- WHAT YOU WILL DO -
Extract every line where the string "above" appears.

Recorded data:
==================================================
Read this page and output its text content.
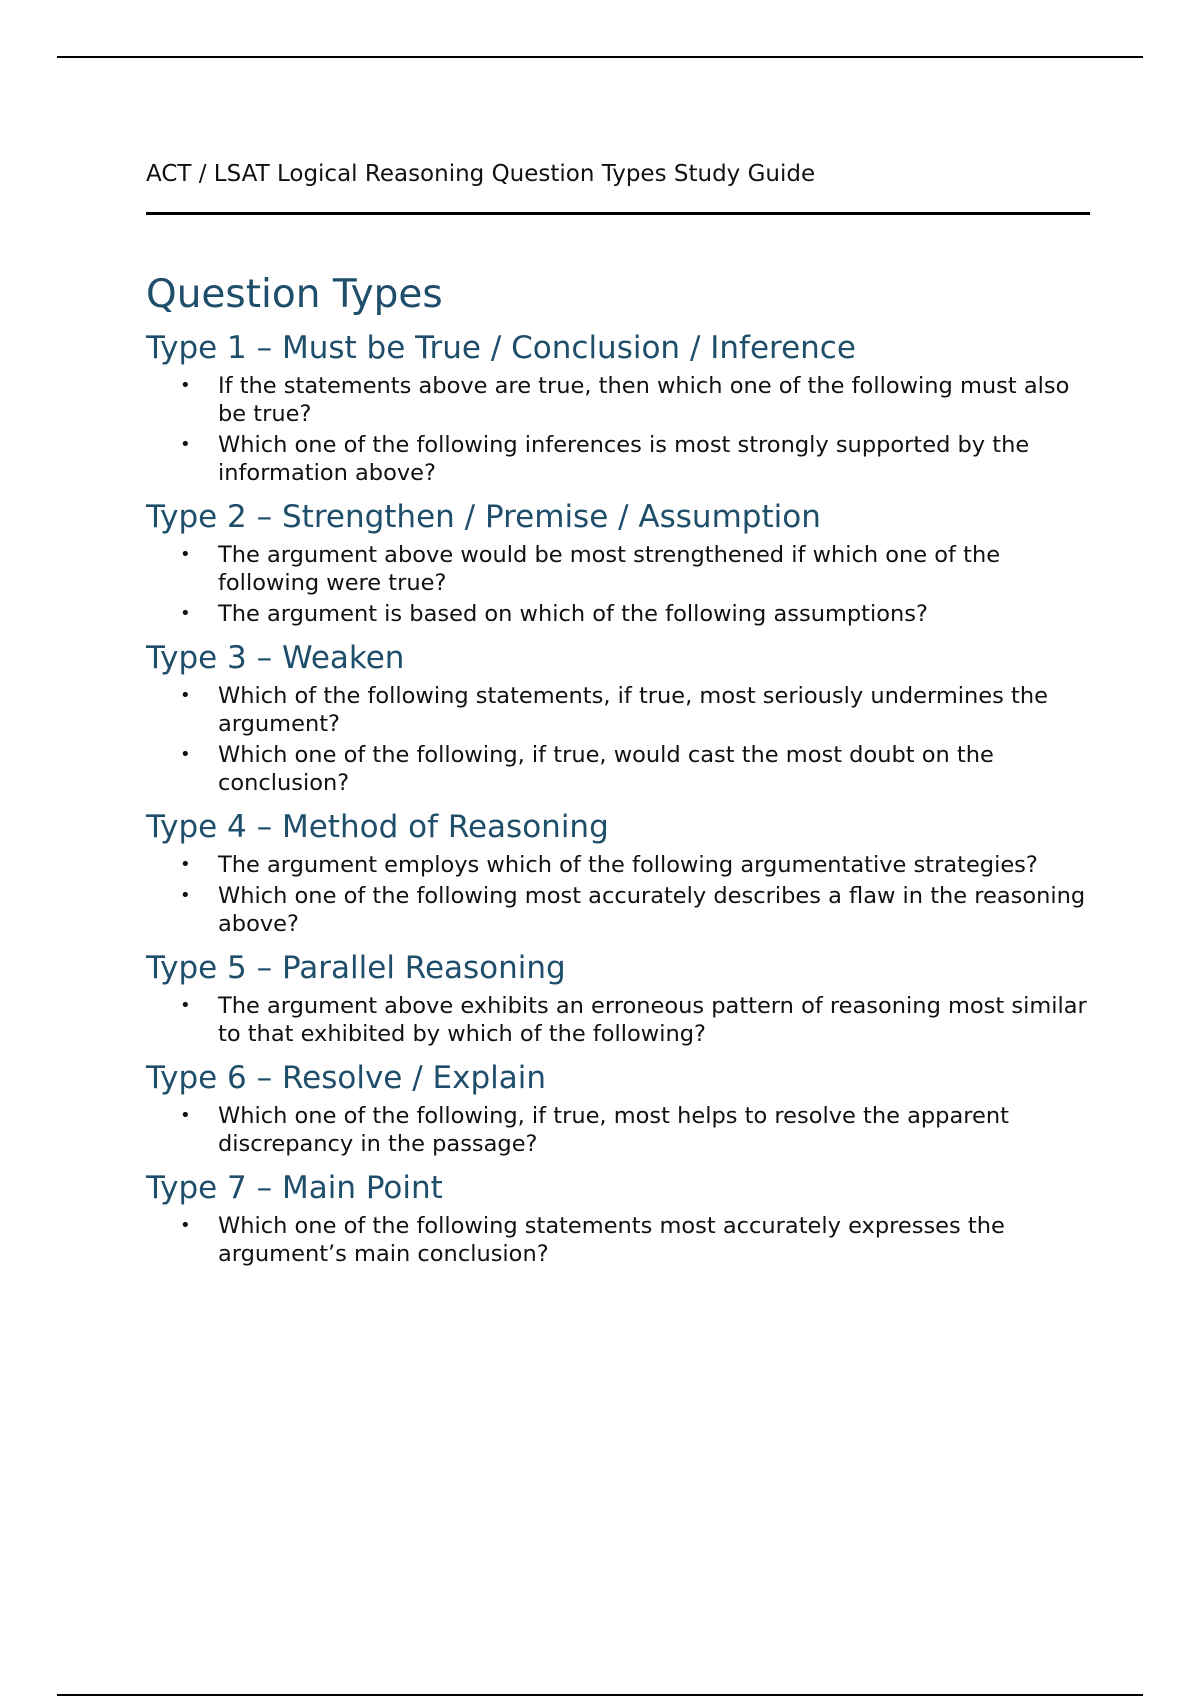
ACT / LSAT Logical Reasoning Question Types Study Guide
Question Types
Type 1 – Must be True / Conclusion / Inference
• If the statements above are true, then which one of the following must also be true?
• Which one of the following inferences is most strongly supported by the information above?
Type 2 – Strengthen / Premise / Assumption
• The argument above would be most strengthened if which one of the following were true?
• The argument is based on which of the following assumptions?
Type 3 – Weaken
• Which of the following statements, if true, most seriously undermines the argument?
• Which one of the following, if true, would cast the most doubt on the conclusion?
Type 4 – Method of Reasoning
• The argument employs which of the following argumentative strategies?
• Which one of the following most accurately describes a flaw in the reasoning above?
Type 5 – Parallel Reasoning
• The argument above exhibits an erroneous pattern of reasoning most similar to that exhibited by which of the following?
Type 6 – Resolve / Explain
• Which one of the following, if true, most helps to resolve the apparent discrepancy in the passage?
Type 7 – Main Point
• Which one of the following statements most accurately expresses the argument’s main conclusion?
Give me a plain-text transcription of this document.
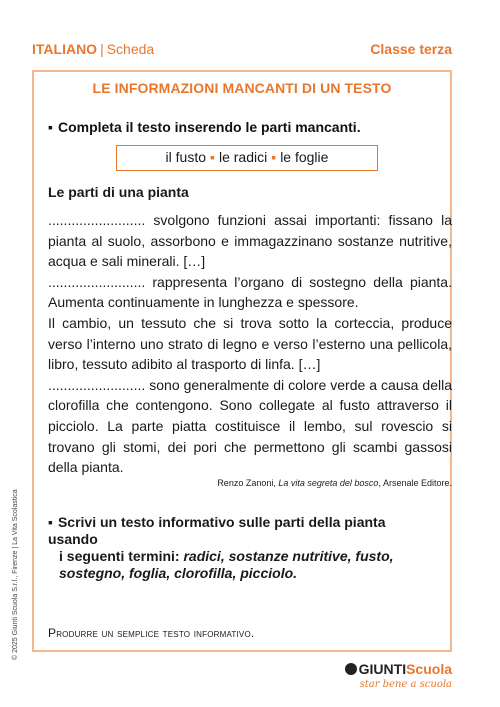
ITALIANO | Scheda	Classe terza
LE INFORMAZIONI MANCANTI DI UN TESTO
▪ Completa il testo inserendo le parti mancanti.
il fusto ▪ le radici ▪ le foglie
Le parti di una pianta

......................... svolgono funzioni assai importanti: fissano la pianta al suolo, assorbono e immagazzinano sostanze nutritive, acqua e sali minerali. […]

......................... rappresenta l’organo di sostegno della pianta. Aumenta continuamente in lunghezza e spessore.

Il cambio, un tessuto che si trova sotto la corteccia, produce verso l’interno uno strato di legno e verso l’esterno una pellicola, libro, tessuto adibito al trasporto di linfa. […]

......................... sono generalmente di colore verde a causa della clorofilla che contengono. Sono collegate al fusto attraverso il picciolo. La parte piatta costituisce il lembo, sul rovescio si trovano gli stomi, dei pori che permettono gli scambi gassosi della pianta.

Renzo Zanoni, La vita segreta del bosco, Arsenale Editore.
▪ Scrivi un testo informativo sulle parti della pianta usando
i seguenti termini: radici, sostanze nutritive, fusto,
sostegno, foglia, clorofilla, picciolo.
Produrre un semplice testo informativo.
© 2025 Giunti Scuola S.r.l., Firenze | La Vita Scolastica
GIUNTIScuola
star bene a scuola
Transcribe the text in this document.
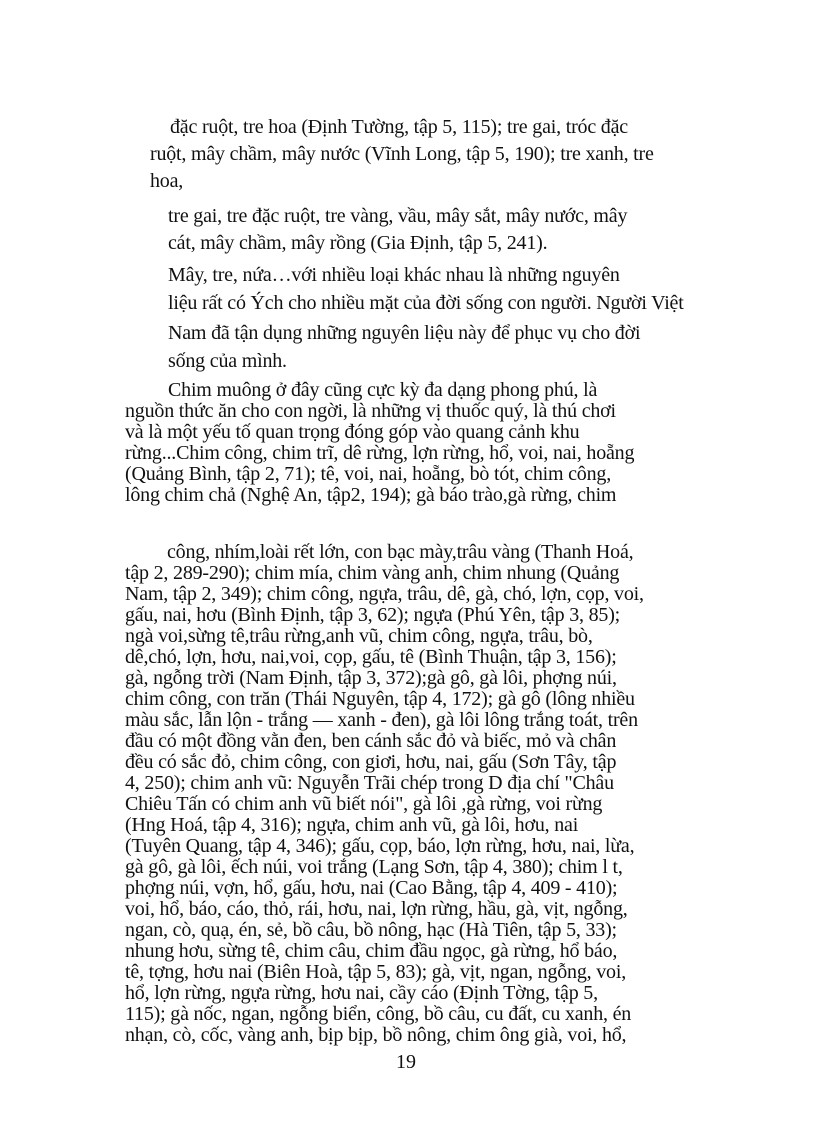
đặc ruột, tre hoa (Định Tường, tập 5, 115); tre gai, tróc đặc
ruột, mây chầm, mây nước (Vĩnh Long, tập 5, 190); tre xanh, tre
hoa,
tre gai, tre đặc ruột, tre vàng, vầu, mây sắt, mây nước, mây
cát, mây chầm, mây rồng (Gia Định, tập 5, 241).
Mây, tre, nứa…với nhiều loại khác nhau là những nguyên
liệu rất có Ých cho nhiều mặt của đời sống con người. Người Việt
Nam đã tận dụng những nguyên liệu này để phục vụ cho đời
sống của mình.
Chim muông ở đây cũng cực kỳ đa dạng phong phú, là
nguồn thức ăn cho con ngời, là những vị thuốc quý, là thú chơi
và là một yếu tố quan trọng đóng góp vào quang cảnh khu
rừng...Chim công, chim trĩ, dê rừng, lợn rừng, hổ, voi, nai, hoẵng
(Quảng Bình, tập 2, 71); tê, voi, nai, hoẵng, bò tót, chim công,
lông chim chả (Nghệ An, tập2, 194); gà báo trào,gà rừng, chim
công, nhím,loài rết lớn, con bạc mày,trâu vàng (Thanh Hoá,
tập 2, 289-290); chim mía, chim vàng anh, chim nhung (Quảng
Nam, tập 2, 349); chim công, ngựa, trâu, dê, gà, chó, lợn, cọp, voi,
gấu, nai, hơu (Bình Định, tập 3, 62); ngựa (Phú Yên, tập 3, 85);
ngà voi,sừng tê,trâu rừng,anh vũ, chim công, ngựa, trâu, bò,
dê,chó, lợn, hơu, nai,voi, cọp, gấu, tê (Bình Thuận, tập 3, 156);
gà, ngỗng trời (Nam Định, tập 3, 372);gà gô, gà lôi, phợng núi,
chim công, con trăn (Thái Nguyên, tập 4, 172); gà gô (lông nhiều
màu sắc, lẫn lộn - trắng — xanh - đen), gà lôi lông trắng toát, trên
đầu có một đồng vằn đen, ben cánh sắc đỏ và biếc, mỏ và chân
đều có sắc đỏ, chim công, con giơi, hơu, nai, gấu (Sơn Tây, tập
4, 250); chim anh vũ: Nguyễn Trãi chép trong D địa chí "Châu
Chiêu Tấn có chim anh vũ biết nói", gà lôi ,gà rừng, voi rừng
(Hng Hoá, tập 4, 316); ngựa, chim anh vũ, gà lôi, hơu, nai
(Tuyên Quang, tập 4, 346); gấu, cọp, báo, lợn rừng, hơu, nai, lừa,
gà gô, gà lôi, ếch núi, voi trắng (Lạng Sơn, tập 4, 380); chim l t,
phợng núi, vợn, hổ, gấu, hơu, nai (Cao Bằng, tập 4, 409 - 410);
voi, hổ, báo, cáo, thỏ, rái, hơu, nai, lợn rừng, hầu, gà, vịt, ngỗng,
ngan, cò, quạ, én, sẻ, bồ câu, bồ nông, hạc (Hà Tiên, tập 5, 33);
nhung hơu, sừng tê, chim câu, chim đầu ngọc, gà rừng, hổ báo,
tê, tợng, hơu nai (Biên Hoà, tập 5, 83); gà, vịt, ngan, ngỗng, voi,
hổ, lợn rừng, ngựa rừng, hơu nai, cầy cáo (Định Tờng, tập 5,
115); gà nốc, ngan, ngỗng biển, công, bồ câu, cu đất, cu xanh, én
nhạn, cò, cốc, vàng anh, bịp bịp, bồ nông, chim ông già, voi, hổ,
19
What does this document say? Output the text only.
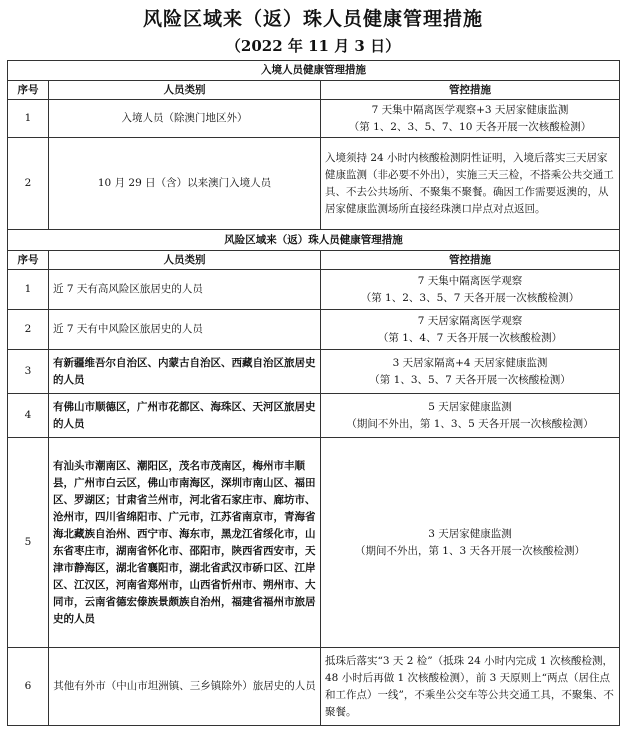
风险区域来（返）珠人员健康管理措施
（2022 年 11 月 3 日）
入境人员健康管理措施		
序号	人员类别	管控措施
1	入境人员（除澳门地区外）	7 天集中隔离医学观察+3 天居家健康监测
（第 1、2、3、5、7、10 天各开展一次核酸检测）
2	10 月 29 日（含）以来澳门入境人员	入境须持 24 小时内核酸检测阴性证明，入境后落实三天居家健康监测（非必要不外出），实施三天三检，不搭乘公共交通工具、不去公共场所、不聚集不聚餐。确因工作需要返澳的，从居家健康监测场所直接经珠澳口岸点对点返回。
风险区域来（返）珠人员健康管理措施		
序号	人员类别	管控措施
1	近 7 天有高风险区旅居史的人员	7 天集中隔离医学观察
（第 1、2、3、5、7 天各开展一次核酸检测）
2	近 7 天有中风险区旅居史的人员	7 天居家隔离医学观察
（第 1、4、7 天各开展一次核酸检测）
3	有新疆维吾尔自治区、内蒙古自治区、西藏自治区旅居史的人员	3 天居家隔离+4 天居家健康监测
（第 1、3、5、7 天各开展一次核酸检测）
4	有佛山市顺德区，广州市花都区、海珠区、天河区旅居史的人员	5 天居家健康监测
（期间不外出，第 1、3、5 天各开展一次核酸检测）
5	有汕头市潮南区、潮阳区，茂名市茂南区，梅州市丰顺县，广州市白云区，佛山市南海区，深圳市南山区、福田区、罗湖区；甘肃省兰州市，河北省石家庄市、廊坊市、沧州市，四川省绵阳市、广元市，江苏省南京市，青海省海北藏族自治州、西宁市、海东市，黑龙江省绥化市，山东省枣庄市，湖南省怀化市、邵阳市，陕西省西安市，天津市静海区，湖北省襄阳市，湖北省武汉市硚口区、江岸区、江汉区，河南省郑州市，山西省忻州市、朔州市、大同市，云南省德宏傣族景颇族自治州，福建省福州市旅居史的人员	3 天居家健康监测
（期间不外出，第 1、3 天各开展一次核酸检测）
6	其他有外市（中山市坦洲镇、三乡镇除外）旅居史的人员	抵珠后落实“3 天 2 检”（抵珠 24 小时内完成 1 次核酸检测，48 小时后再做 1 次核酸检测），前 3 天原则上“两点（居住点和工作点）一线”，不乘坐公交车等公共交通工具，不聚集、不聚餐。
==================================================
- OUTPUT FOR THIS TASK -
• If the statements above are true, then which one of the following must also be true?
• Which one of the following inferences is most strongly supported by the information above?
• The argument above would be most strengthened if which one of the following were true?
• Which one of the following most accurately describes a flaw in the reasoning above?
• The argument above exhibits an erroneous pattern of reasoning most similar to that exhibited by which of the following?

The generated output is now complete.